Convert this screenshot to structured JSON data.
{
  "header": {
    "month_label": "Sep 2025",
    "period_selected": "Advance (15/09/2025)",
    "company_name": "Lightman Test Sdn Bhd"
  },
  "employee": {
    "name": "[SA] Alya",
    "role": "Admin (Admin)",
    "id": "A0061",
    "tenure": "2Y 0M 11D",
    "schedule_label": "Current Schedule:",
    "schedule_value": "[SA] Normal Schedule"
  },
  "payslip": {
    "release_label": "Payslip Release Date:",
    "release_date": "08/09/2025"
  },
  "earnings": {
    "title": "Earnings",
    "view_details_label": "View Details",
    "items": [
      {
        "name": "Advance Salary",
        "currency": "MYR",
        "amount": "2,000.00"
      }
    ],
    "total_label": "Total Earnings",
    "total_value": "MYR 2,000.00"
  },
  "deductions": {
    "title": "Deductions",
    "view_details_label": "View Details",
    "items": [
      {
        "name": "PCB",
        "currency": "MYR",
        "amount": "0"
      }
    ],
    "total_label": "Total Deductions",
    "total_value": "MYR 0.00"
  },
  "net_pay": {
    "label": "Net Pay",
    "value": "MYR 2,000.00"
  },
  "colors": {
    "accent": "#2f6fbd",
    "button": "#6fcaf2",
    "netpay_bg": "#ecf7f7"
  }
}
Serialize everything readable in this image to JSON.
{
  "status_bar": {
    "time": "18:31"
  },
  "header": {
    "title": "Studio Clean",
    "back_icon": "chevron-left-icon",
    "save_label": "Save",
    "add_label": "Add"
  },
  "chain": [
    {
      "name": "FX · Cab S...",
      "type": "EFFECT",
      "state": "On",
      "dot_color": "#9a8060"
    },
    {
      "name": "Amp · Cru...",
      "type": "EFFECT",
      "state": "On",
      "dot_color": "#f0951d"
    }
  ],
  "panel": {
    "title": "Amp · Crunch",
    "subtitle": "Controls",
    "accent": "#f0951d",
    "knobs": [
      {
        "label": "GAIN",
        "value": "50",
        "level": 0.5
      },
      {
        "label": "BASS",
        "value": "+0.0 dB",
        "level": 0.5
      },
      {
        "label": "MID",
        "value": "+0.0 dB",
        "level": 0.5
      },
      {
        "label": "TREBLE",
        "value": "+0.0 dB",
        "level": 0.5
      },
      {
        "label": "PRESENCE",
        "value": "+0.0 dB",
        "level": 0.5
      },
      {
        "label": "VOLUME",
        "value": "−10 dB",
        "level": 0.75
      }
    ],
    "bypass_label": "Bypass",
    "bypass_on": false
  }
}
-------
**Stated task**:
Extract the data exactly as given.

**Reply**:
Convert this screenshot to structured JSON data.
{
  "header": {
    "month_label": "Sep 2025",
    "period_selected": "Advance (15/09/2025)",
    "company_name": "Lightman Test Sdn Bhd"
  },
  "employee": {
    "name": "[SA] Alya",
    "role": "Admin (Admin)",
    "id": "A0061",
    "tenure": "2Y 0M 11D",
    "schedule_label": "Current Schedule:",
    "schedule_value": "[SA] Normal Schedule"
  },
  "payslip": {
    "release_label": "Payslip Release Date:",
    "release_date": "08/09/2025"
  },
  "earnings": {
    "title": "Earnings",
    "view_details_label": "View Details",
    "items": [
      {
        "name": "Advance Salary",
        "currency": "MYR",
        "amount": "2,000.00"
      }
    ],
    "total_label": "Total Earnings",
    "total_value": "MYR 2,000.00"
  },
  "deductions": {
    "title": "Deductions",
    "view_details_label": "View Details",
    "items": [
      {
        "name": "PCB",
        "currency": "MYR",
        "amount": "0"
      }
    ],
    "total_label": "Total Deductions",
    "total_value": "MYR 0.00"
  },
  "net_pay": {
    "label": "Net Pay",
    "value": "MYR 2,000.00"
  },
  "colors": {
    "accent": "#2f6fbd",
    "button": "#6fcaf2",
    "netpay_bg": "#ecf7f7"
  }
}
Serialize everything readable in this image to JSON.
{
  "status_bar": {
    "time": "18:31"
  },
  "header": {
    "title": "Studio Clean",
    "back_icon": "chevron-left-icon",
    "save_label": "Save",
    "add_label": "Add"
  },
  "chain": [
    {
      "name": "FX · Cab S...",
      "type": "EFFECT",
      "state": "On",
      "dot_color": "#9a8060"
    },
    {
      "name": "Amp · Cru...",
      "type": "EFFECT",
      "state": "On",
      "dot_color": "#f0951d"
    }
  ],
  "panel": {
    "title": "Amp · Crunch",
    "subtitle": "Controls",
    "accent": "#f0951d",
    "knobs": [
      {
        "label": "GAIN",
        "value": "50",
        "level": 0.5
      },
      {
        "label": "BASS",
        "value": "+0.0 dB",
        "level": 0.5
      },
      {
        "label": "MID",
        "value": "+0.0 dB",
        "level": 0.5
      },
      {
        "label": "TREBLE",
        "value": "+0.0 dB",
        "level": 0.5
      },
      {
        "label": "PRESENCE",
        "value": "+0.0 dB",
        "level": 0.5
      },
      {
        "label": "VOLUME",
        "value": "−10 dB",
        "level": 0.75
      }
    ],
    "bypass_label": "Bypass",
    "bypass_on": false
  }
}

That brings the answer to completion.